* GIVEN PROBLEM
Quote the listing below in its entirety, omitting every image.

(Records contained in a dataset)
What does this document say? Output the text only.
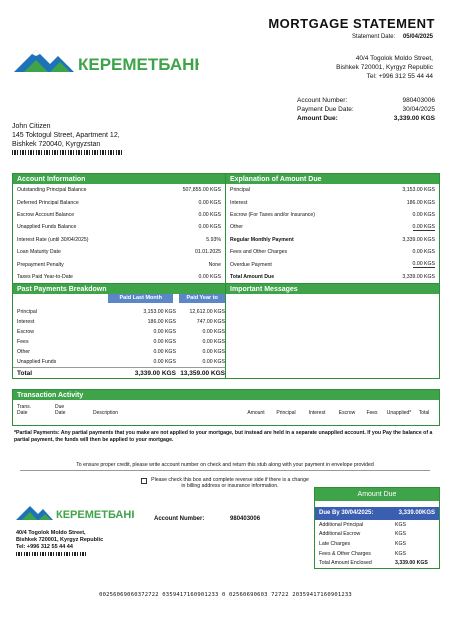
MORTGAGE STATEMENT
Statement Date: 05/04/2025
КЕРЕМЕТБАНК	40/4 Togolok Moldo Street,
Bishkek 720001, Kyrgyz Republic
Tel: +996 312 55 44 44
Account Number:	980403006
Payment Due Date:	30/04/2025
Amount Due:	3,339.00 KGS
John Citizen
145 Toktogul Street, Apartment 12,
Bishkek 720040, Kyrgyzstan
Account Information
Outstanding Principal Balance	507,855.00 KGS
Deferred Principal Balance	0.00 KGS
Escrow Account Balance	0.00 KGS
Unapplied Funds Balance	0.00 KGS
Interest Rate (until 30/04/2025)	5.93%
Loan Maturity Date	01.01.2025
Prepayment Penalty	None
Taxes Paid Year-to-Date	0.00 KGS
Explanation of Amount Due
Principal	3,153.00 KGS
Interest	186.00 KGS
Escrow (For Taxes and/or Insurance)	0.00 KGS
Other	0.00 KGS
Regular Monthly Payment	3,339.00 KGS
Fees and Other Charges	0.00 KGS
Overdue Payment	0.00 KGS
Total Amount Due	3,339.00 KGS
Past Payments Breakdown
Paid Last Month	Paid Year to Date
Principal	3,153.00 KGS	12,612.00 KGS
Interest	186.00 KGS	747.00 KGS
Escrow	0.00 KGS	0.00 KGS
Fees	0.00 KGS	0.00 KGS
Other	0.00 KGS	0.00 KGS
Unapplied Funds	0.00 KGS	0.00 KGS
Total	3,339.00 KGS 13,359.00 KGS
Important Messages
Transaction Activity
Trans.
Date
Due
Date	Description	Amount	Principal	Interest	Escrow	Fees	Unapplied*	Total
*Partial Payments: Any partial payments that you make are not applied to your mortgage, but instead are held in a separate unapplied account. If you Pay the balance of a partial payment, the funds will then be applied to your mortgage.
To ensure proper credit, please write account number on check and return this stub along with your payment in envelope provided
Please check this box and complete reverse side if there is a change in billing address or insurance information.
КЕРЕМЕТБАНК
40/4 Togolok Moldo Street,
Bishkek 720001, Kyrgyz Republic
Tel: +996 312 55 44 44
Account Number:	980403006
Amount Due
Due By 30/04/2025:	3,339.00KGS
Additional Principal	KGS
Additional Escrow	KGS
Late Charges	KGS
Fees & Other Charges	KGS
Total Amount Enclosed	3,339.00 KGS
00256069060372722 0359417160901233 0 02560690603 72722 20359417160901233
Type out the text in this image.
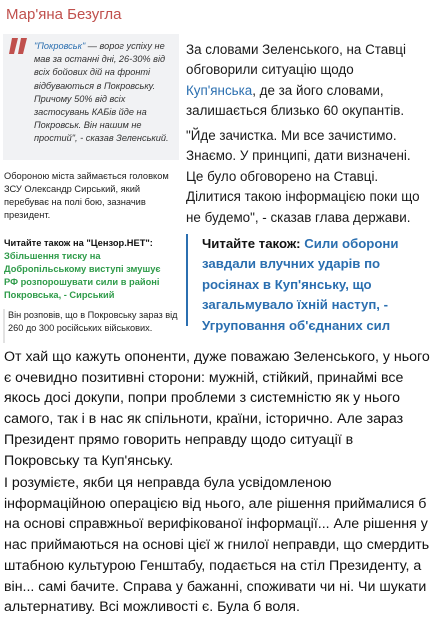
Мар'яна Безугла
"Покровськ" — ворог успіху не мав за останні дні, 26-30% від всіх бойових дій на фронті відбуваються в Покровську. Причому 50% від всіх застосувань КАБів йде на Покровськ. Він нашим не простий", - сказав Зеленський.
Обороною міста займається головком ЗСУ Олександр Сирський, який перебуває на полі бою, зазначив президент.
Читайте також на "Цензор.НЕТ":
Збільшення тиску на Добропільському виступі змушує РФ розпорошувати сили в районі Покровська, - Сирський
Він розповів, що в Покровську зараз від 260 до 300 російських військових.
За словами Зеленського, на Ставці обговорили ситуацію щодо Куп'янська, де за його словами, залишається близько 60 окупантів.
"Йде зачистка. Ми все зачистимо. Знаємо. У принципі, дати визначені. Це було обговорено на Ставці. Ділитися такою інформацією поки що не будемо", - сказав глава держави.
Читайте також: Сили оборони завдали влучних ударів по росіянах в Куп'янську, що загальмувало їхній наступ, - Угруповання об'єднаних сил
От хай що кажуть опоненти, дуже поважаю Зеленського, у нього є очевидно позитивні сторони: мужній, стійкий, принаймі все якось досі докупи, попри проблеми з системністю як у нього самого, так і в нас як спільноти, країни, історично. Але зараз Президент прямо говорить неправду щодо ситуації в Покровську та Куп'янську.
І розумієте, якби ця неправда була усвідомленою інформаційною операцією від нього, але рішення приймалися б на основі справжньої верифікованої інформації... Але рішення у нас приймаються на основі цієї ж гнилої неправди, що смердить штабною культурою Генштабу, подається на стіл Президенту, а він... самі бачите. Справа у бажанні, споживати чи ні. Чи шукати альтернативу. Всі можливості є. Була б воля.
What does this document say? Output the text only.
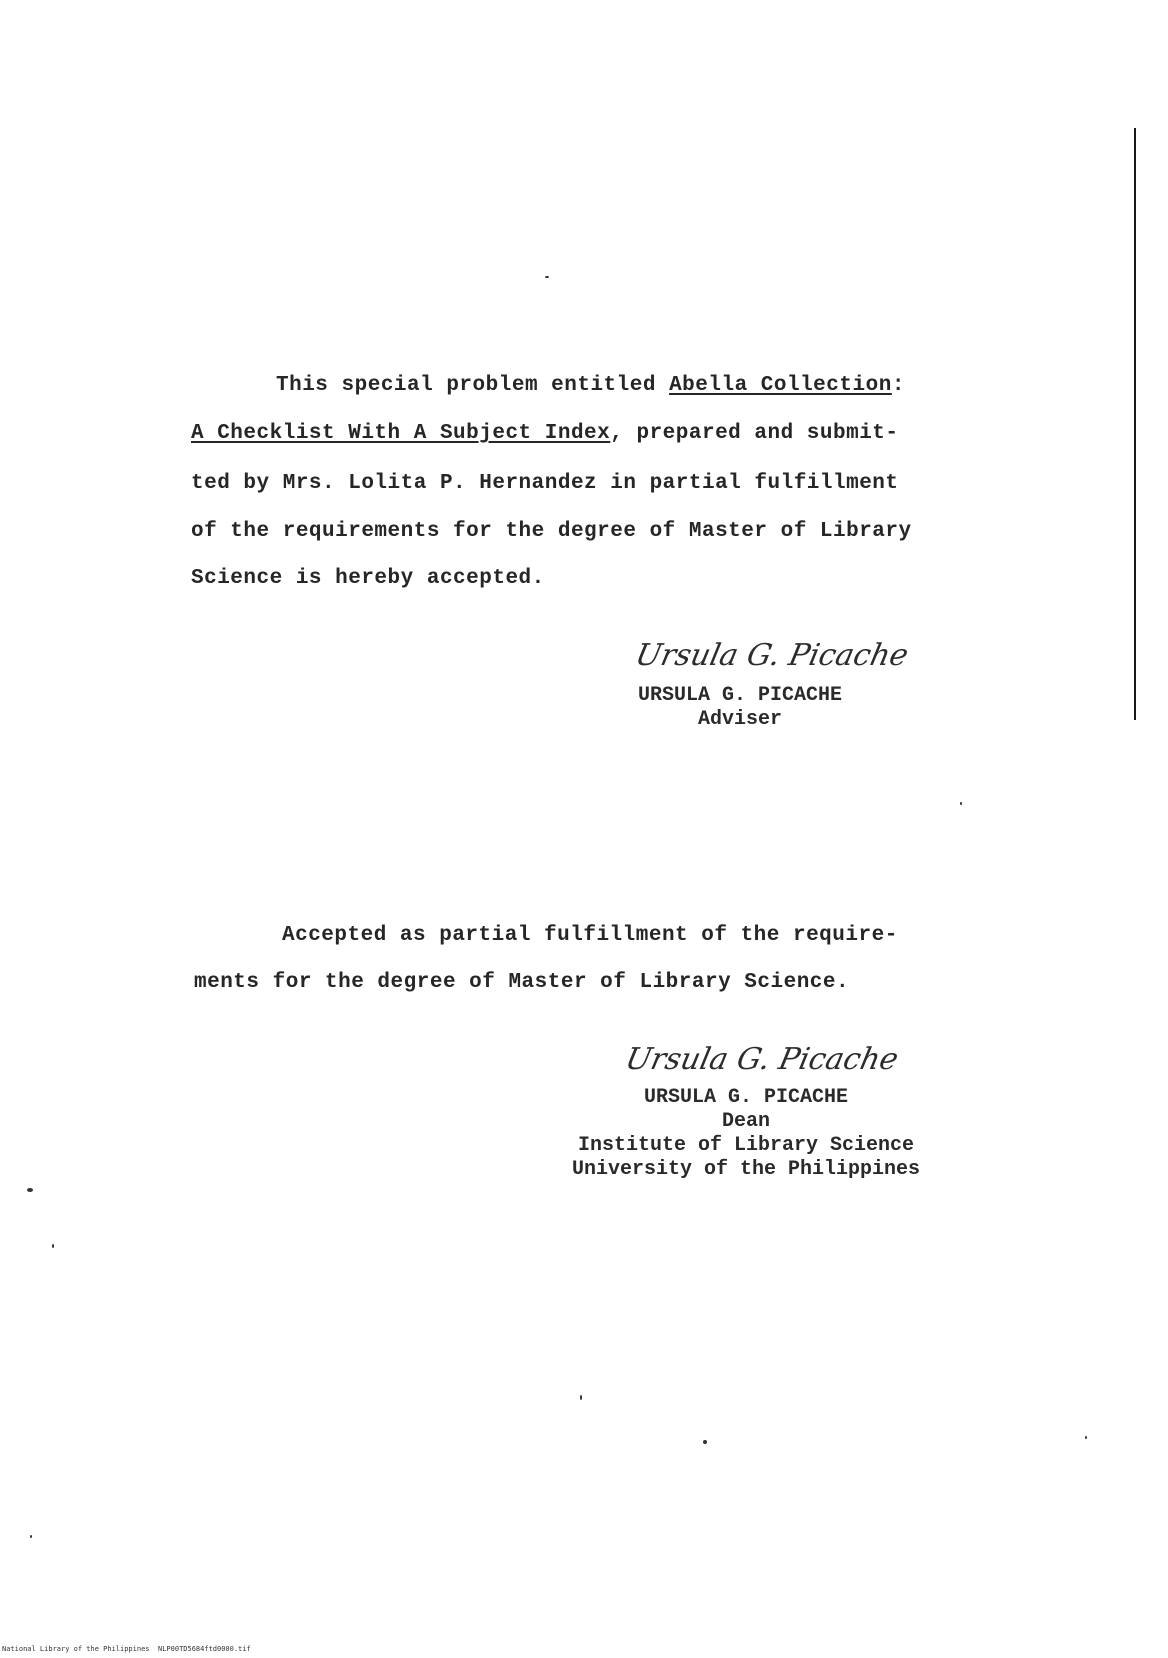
This special problem entitled Abella Collection:
A Checklist With A Subject Index, prepared and submit-
ted by Mrs. Lolita P. Hernandez in partial fulfillment
of the requirements for the degree of Master of Library
Science is hereby accepted.
Ursula G. Picache
URSULA G. PICACHE
Adviser
Accepted as partial fulfillment of the require-
ments for the degree of Master of Library Science.
Ursula G. Picache
URSULA G. PICACHE
Dean
Institute of Library Science
University of the Philippines
National Library of the Philippines NLP00TD5684ftd0000.tif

* RIGHT ANSWER
What does this document say? Output the text only.
MORTGAGE STATEMENT
Statement Date: 05/04/2025
КЕРЕМЕТБАНК	40/4 Togolok Moldo Street,
Bishkek 720001, Kyrgyz Republic
Tel: +996 312 55 44 44
Account Number:	980403006
Payment Due Date:	30/04/2025
Amount Due:	3,339.00 KGS
John Citizen
145 Toktogul Street, Apartment 12,
Bishkek 720040, Kyrgyzstan
Account Information
Outstanding Principal Balance	507,855.00 KGS
Deferred Principal Balance	0.00 KGS
Escrow Account Balance	0.00 KGS
Unapplied Funds Balance	0.00 KGS
Interest Rate (until 30/04/2025)	5.93%
Loan Maturity Date	01.01.2025
Prepayment Penalty	None
Taxes Paid Year-to-Date	0.00 KGS
Explanation of Amount Due
Principal	3,153.00 KGS
Interest	186.00 KGS
Escrow (For Taxes and/or Insurance)	0.00 KGS
Other	0.00 KGS
Regular Monthly Payment	3,339.00 KGS
Fees and Other Charges	0.00 KGS
Overdue Payment	0.00 KGS
Total Amount Due	3,339.00 KGS
Past Payments Breakdown
Paid Last Month	Paid Year to Date
Principal	3,153.00 KGS	12,612.00 KGS
Interest	186.00 KGS	747.00 KGS
Escrow	0.00 KGS	0.00 KGS
Fees	0.00 KGS	0.00 KGS
Other	0.00 KGS	0.00 KGS
Unapplied Funds	0.00 KGS	0.00 KGS
Total	3,339.00 KGS 13,359.00 KGS
Important Messages
Transaction Activity
Trans.
Date
Due
Date	Description	Amount	Principal	Interest	Escrow	Fees	Unapplied*	Total
*Partial Payments: Any partial payments that you make are not applied to your mortgage, but instead are held in a separate unapplied account. If you Pay the balance of a partial payment, the funds will then be applied to your mortgage.
To ensure proper credit, please write account number on check and return this stub along with your payment in envelope provided
Please check this box and complete reverse side if there is a change in billing address or insurance information.
КЕРЕМЕТБАНК
40/4 Togolok Moldo Street,
Bishkek 720001, Kyrgyz Republic
Tel: +996 312 55 44 44
Account Number:	980403006
Amount Due
Due By 30/04/2025:	3,339.00KGS
Additional Principal	KGS
Additional Escrow	KGS
Late Charges	KGS
Fees & Other Charges	KGS
Total Amount Enclosed	3,339.00 KGS
00256069060372722 0359417160901233 0 02560690603 72722 20359417160901233
Type out the text in this image.
Мар'яна Безугла
"Покровськ" — ворог успіху не мав за останні дні, 26-30% від всіх бойових дій на фронті відбуваються в Покровську. Причому 50% від всіх застосувань КАБів йде на Покровськ. Він нашим не простий", - сказав Зеленський.
Обороною міста займається головком ЗСУ Олександр Сирський, який перебуває на полі бою, зазначив президент.
Читайте також на "Цензор.НЕТ":
Збільшення тиску на Добропільському виступі змушує РФ розпорошувати сили в районі Покровська, - Сирський
Він розповів, що в Покровську зараз від 260 до 300 російських військових.
За словами Зеленського, на Ставці обговорили ситуацію щодо Куп'янська, де за його словами, залишається близько 60 окупантів.
"Йде зачистка. Ми все зачистимо. Знаємо. У принципі, дати визначені. Це було обговорено на Ставці. Ділитися такою інформацією поки що не будемо", - сказав глава держави.
Читайте також: Сили оборони завдали влучних ударів по росіянах в Куп'янську, що загальмувало їхній наступ, - Угруповання об'єднаних сил
От хай що кажуть опоненти, дуже поважаю Зеленського, у нього є очевидно позитивні сторони: мужній, стійкий, принаймі все якось досі докупи, попри проблеми з системністю як у нього самого, так і в нас як спільноти, країни, історично. Але зараз Президент прямо говорить неправду щодо ситуації в Покровську та Куп'янську.
І розумієте, якби ця неправда була усвідомленою інформаційною операцією від нього, але рішення приймалися б на основі справжньої верифікованої інформації... Але рішення у нас приймаються на основі цієї ж гнилої неправди, що смердить штабною культурою Генштабу, подається на стіл Президенту, а він... самі бачите. Справа у бажанні, споживати чи ні. Чи шукати альтернативу. Всі можливості є. Була б воля.
What does this document say? Output the text only.
This special problem entitled Abella Collection:
A Checklist With A Subject Index, prepared and submit-
ted by Mrs. Lolita P. Hernandez in partial fulfillment
of the requirements for the degree of Master of Library
Science is hereby accepted.
Ursula G. Picache
URSULA G. PICACHE
Adviser
Accepted as partial fulfillment of the require-
ments for the degree of Master of Library Science.
Ursula G. Picache
URSULA G. PICACHE
Dean
Institute of Library Science
University of the Philippines
National Library of the Philippines NLP00TD5684ftd0000.tif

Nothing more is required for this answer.